** WHAT THE EXERCISE ASKS **
Write out each record again exactly as it stands.

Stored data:
···
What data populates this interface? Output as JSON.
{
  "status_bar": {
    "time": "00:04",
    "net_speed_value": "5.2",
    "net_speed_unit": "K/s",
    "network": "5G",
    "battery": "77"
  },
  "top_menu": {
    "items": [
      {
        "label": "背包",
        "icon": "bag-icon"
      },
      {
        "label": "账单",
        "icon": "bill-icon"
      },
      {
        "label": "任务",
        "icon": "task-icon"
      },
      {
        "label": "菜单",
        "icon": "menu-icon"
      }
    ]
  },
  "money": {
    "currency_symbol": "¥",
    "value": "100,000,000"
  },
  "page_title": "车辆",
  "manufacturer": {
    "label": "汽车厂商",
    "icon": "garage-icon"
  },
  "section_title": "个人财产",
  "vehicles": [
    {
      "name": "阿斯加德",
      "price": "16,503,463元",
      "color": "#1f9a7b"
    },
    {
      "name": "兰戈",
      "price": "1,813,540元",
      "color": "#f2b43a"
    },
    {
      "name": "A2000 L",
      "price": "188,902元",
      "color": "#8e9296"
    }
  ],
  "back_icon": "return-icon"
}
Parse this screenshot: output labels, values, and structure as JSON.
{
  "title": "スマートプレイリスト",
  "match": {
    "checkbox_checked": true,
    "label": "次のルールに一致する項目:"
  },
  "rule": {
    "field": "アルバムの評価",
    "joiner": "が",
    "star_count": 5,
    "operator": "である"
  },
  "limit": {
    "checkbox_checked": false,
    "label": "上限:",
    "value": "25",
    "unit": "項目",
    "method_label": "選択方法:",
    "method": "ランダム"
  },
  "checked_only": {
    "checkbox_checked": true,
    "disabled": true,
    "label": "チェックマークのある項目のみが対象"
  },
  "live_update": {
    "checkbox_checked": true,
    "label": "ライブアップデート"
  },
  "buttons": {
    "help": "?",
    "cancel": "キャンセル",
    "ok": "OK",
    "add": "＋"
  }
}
···
** ANSWER TO THIS PROBLEM **
What data populates this interface? Output as JSON.
{
  "status_bar": {
    "time": "00:04",
    "net_speed_value": "5.2",
    "net_speed_unit": "K/s",
    "network": "5G",
    "battery": "77"
  },
  "top_menu": {
    "items": [
      {
        "label": "背包",
        "icon": "bag-icon"
      },
      {
        "label": "账单",
        "icon": "bill-icon"
      },
      {
        "label": "任务",
        "icon": "task-icon"
      },
      {
        "label": "菜单",
        "icon": "menu-icon"
      }
    ]
  },
  "money": {
    "currency_symbol": "¥",
    "value": "100,000,000"
  },
  "page_title": "车辆",
  "manufacturer": {
    "label": "汽车厂商",
    "icon": "garage-icon"
  },
  "section_title": "个人财产",
  "vehicles": [
    {
      "name": "阿斯加德",
      "price": "16,503,463元",
      "color": "#1f9a7b"
    },
    {
      "name": "兰戈",
      "price": "1,813,540元",
      "color": "#f2b43a"
    },
    {
      "name": "A2000 L",
      "price": "188,902元",
      "color": "#8e9296"
    }
  ],
  "back_icon": "return-icon"
}
Parse this screenshot: output labels, values, and structure as JSON.
{
  "title": "スマートプレイリスト",
  "match": {
    "checkbox_checked": true,
    "label": "次のルールに一致する項目:"
  },
  "rule": {
    "field": "アルバムの評価",
    "joiner": "が",
    "star_count": 5,
    "operator": "である"
  },
  "limit": {
    "checkbox_checked": false,
    "label": "上限:",
    "value": "25",
    "unit": "項目",
    "method_label": "選択方法:",
    "method": "ランダム"
  },
  "checked_only": {
    "checkbox_checked": true,
    "disabled": true,
    "label": "チェックマークのある項目のみが対象"
  },
  "live_update": {
    "checkbox_checked": true,
    "label": "ライブアップデート"
  },
  "buttons": {
    "help": "?",
    "cancel": "キャンセル",
    "ok": "OK",
    "add": "＋"
  }
}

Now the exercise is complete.